[GOAL]
Revise the blog post about serving aboard a cargo ship by writing out the part starting at "In 1965 within" and ending at "and general factotum.". In that part, put "engine-room wiper" wherever "donkey-greaser" appears.

>> Begin EXCERPTED PASSAGE

Monday, 23 April 2012

A Ship of My Own

In 1965 within a few days of completing five years as an indentured apprentice at Northern Australian Breweries, the newly qualified fitter and turner signed on as a crew member on the MV Baron Jedburgh. 

If you haven't yet had the opportunity to read something of those five years, it's all here in my earlier post, The Apprentice.

I was the most junior of junior assistants with the official title of donkey-greaser whose job it was to assist the ship’s engineers as offsider and general factotum.

The ship was registered in Scotland in the west coast port of Ardrossan.  She was just under 12,000 tons, built in South Shields in 1958.  She was one of a fleet of cargo tramp ships owned and operated by H. Hogarth of Glasgow, known to all in the merchant service (as I was to later discover) as "Hungry Hogarths".
Her captain was a disagreeable and obese man, who smoked oval-shaped Passing Cloud cigarettes that looked as if he had been sitting on them. The whole time I was aboard Baron Jedburgh he spoke to me twice: the day I joined and the day I left, and I believe the only words he uttered to me on both occasions were, “Sign here.”
I had a tiny cabin in the fo’c’sle where the crew were separated from the officers. I was taken under the wing of a big fellow donkeyman named Dave Davies, who may have had Welsh ancestry but was a Londoner through and through.  He was a generous, down to earth fellow, who used to wake me every morning with “Come on then, rise and shine, you’re not on your Daddy’s yacht now, y’know!” 
There were three donkey-greasers including Big Dave, all of whom were watch-keepers.  Dave shared the 4 to 8 with the second engineer. Yorkie (no guessing where he hailed from) had the 8 to 12 and Paddy (a hard-nosed Belfast catholic) was on the 12 to 4 which is always the third engineer’s watch.  I was a day worker – 7.30 to 5 o’clock with half an hour for lunch.
We shared the Greasers’ Mess, a little room just across from the galley where we would eat our meals and meet for smoko during the day.  This was where I learned to put condensed milk in my tea, not because it was particularly enjoyable or hygienic (the site of a punctured tin of milk, sitting on the mess room table for two or three days, with spilled sweet milk hardening on the surface was not exactly appetising) but because it's not easy finding fresh milk at sea and long-life milk was still at least five years away.  The additional advantage of condensed milk of course was that it obviated the need for putting sugar in your tea.  Fortunately, I am well and truly over this disgusting habit!

>> End EXCERPTED PASSAGE
>> Begin DATASET SECTION

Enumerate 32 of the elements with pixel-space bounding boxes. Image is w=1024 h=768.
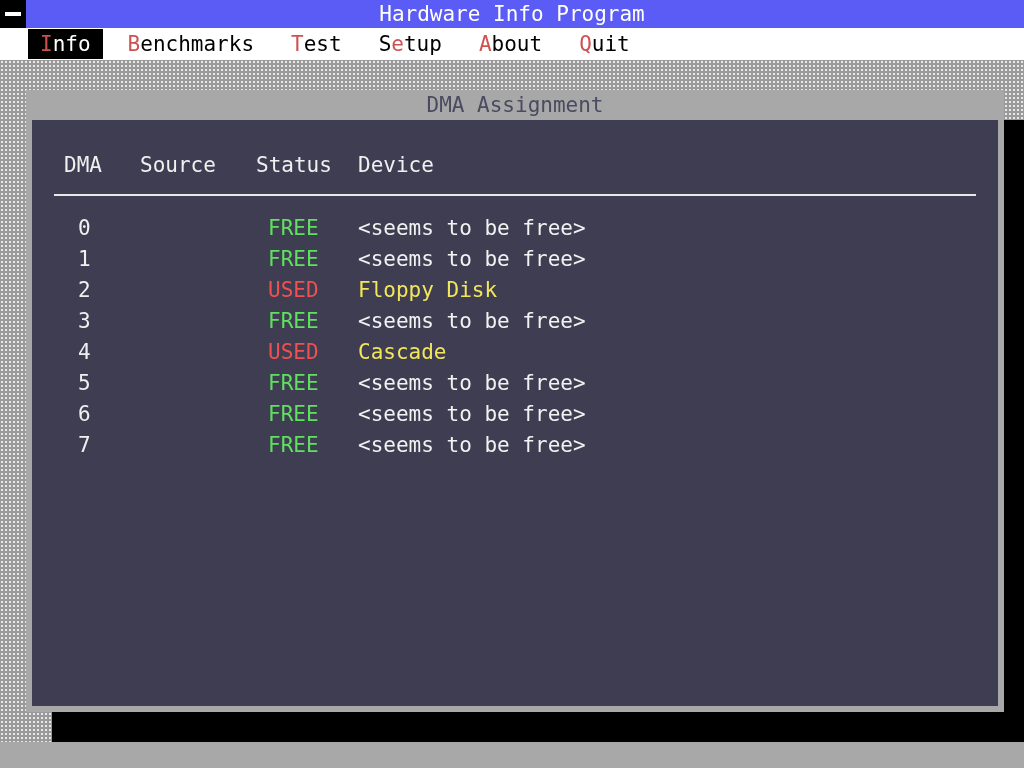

>> End DATASET SECTION

[EXERCISE OUTPUT]
In 1965 within a few days of completing five years as an indentured apprentice at Northern Australian Breweries, the newly qualified fitter and turner signed on as a crew member on the MV Baron Jedburgh. 

If you haven't yet had the opportunity to read something of those five years, it's all here in my earlier post, The Apprentice.

I was the most junior of junior assistants with the official title of engine-room wiper whose job it was to assist the ship’s engineers as offsider and general factotum.